— START OF Records to process —

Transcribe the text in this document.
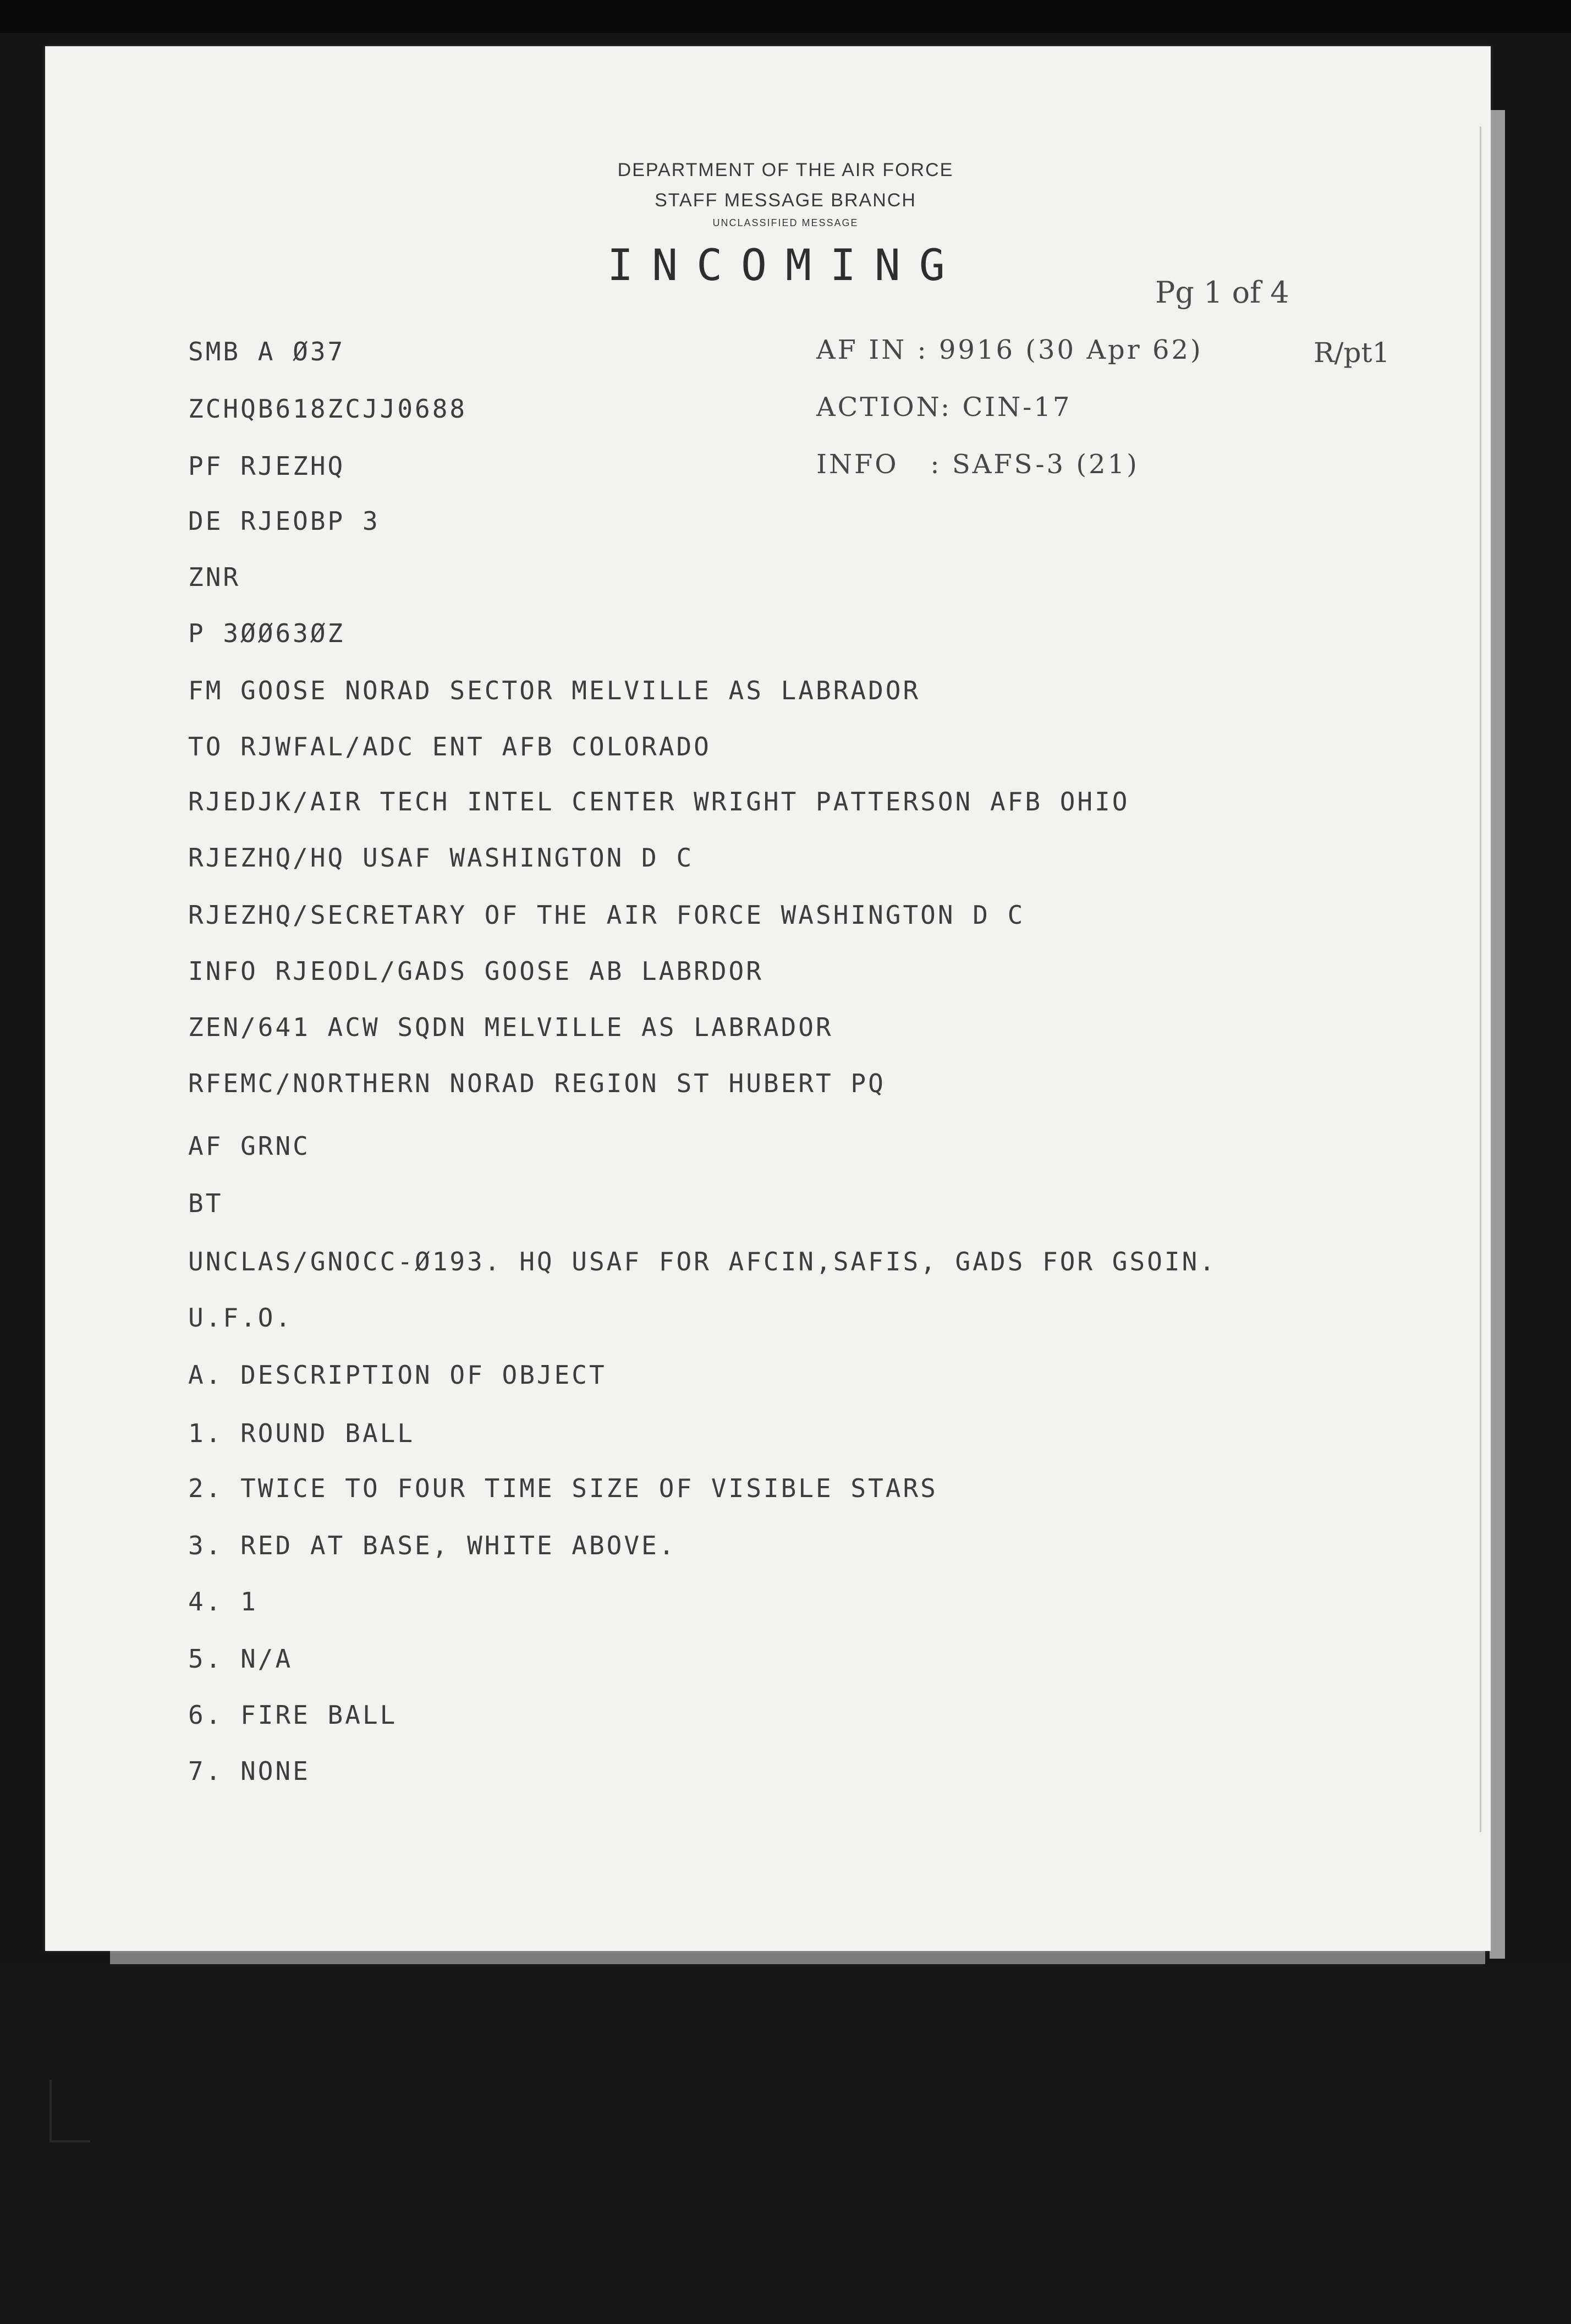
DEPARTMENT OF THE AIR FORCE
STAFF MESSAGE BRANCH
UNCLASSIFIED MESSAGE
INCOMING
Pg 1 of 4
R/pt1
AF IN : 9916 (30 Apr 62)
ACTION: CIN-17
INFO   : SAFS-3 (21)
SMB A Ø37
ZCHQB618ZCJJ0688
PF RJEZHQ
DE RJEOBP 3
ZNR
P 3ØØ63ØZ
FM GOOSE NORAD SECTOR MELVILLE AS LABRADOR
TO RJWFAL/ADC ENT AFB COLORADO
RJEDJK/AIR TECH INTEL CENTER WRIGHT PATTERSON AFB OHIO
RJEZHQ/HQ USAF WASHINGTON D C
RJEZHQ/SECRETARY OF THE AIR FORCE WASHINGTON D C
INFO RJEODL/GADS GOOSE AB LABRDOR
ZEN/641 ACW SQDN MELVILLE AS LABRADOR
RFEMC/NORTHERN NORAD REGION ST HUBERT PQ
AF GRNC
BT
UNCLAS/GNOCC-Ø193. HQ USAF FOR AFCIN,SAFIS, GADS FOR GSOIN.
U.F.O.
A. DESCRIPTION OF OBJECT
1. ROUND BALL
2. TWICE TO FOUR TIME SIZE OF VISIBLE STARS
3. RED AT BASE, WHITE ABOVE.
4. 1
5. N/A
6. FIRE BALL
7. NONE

— END OF Records to process —

### Your task
Copy out all of the data word for word. Do not carry over any picture.

### Result below
Transcribe the text in this document.
DEPARTMENT OF THE AIR FORCE
STAFF MESSAGE BRANCH
UNCLASSIFIED MESSAGE
INCOMING
Pg 1 of 4
R/pt1
AF IN : 9916 (30 Apr 62)
ACTION: CIN-17
INFO   : SAFS-3 (21)
SMB A Ø37
ZCHQB618ZCJJ0688
PF RJEZHQ
DE RJEOBP 3
ZNR
P 3ØØ63ØZ
FM GOOSE NORAD SECTOR MELVILLE AS LABRADOR
TO RJWFAL/ADC ENT AFB COLORADO
RJEDJK/AIR TECH INTEL CENTER WRIGHT PATTERSON AFB OHIO
RJEZHQ/HQ USAF WASHINGTON D C
RJEZHQ/SECRETARY OF THE AIR FORCE WASHINGTON D C
INFO RJEODL/GADS GOOSE AB LABRDOR
ZEN/641 ACW SQDN MELVILLE AS LABRADOR
RFEMC/NORTHERN NORAD REGION ST HUBERT PQ
AF GRNC
BT
UNCLAS/GNOCC-Ø193. HQ USAF FOR AFCIN,SAFIS, GADS FOR GSOIN.
U.F.O.
A. DESCRIPTION OF OBJECT
1. ROUND BALL
2. TWICE TO FOUR TIME SIZE OF VISIBLE STARS
3. RED AT BASE, WHITE ABOVE.
4. 1
5. N/A
6. FIRE BALL
7. NONE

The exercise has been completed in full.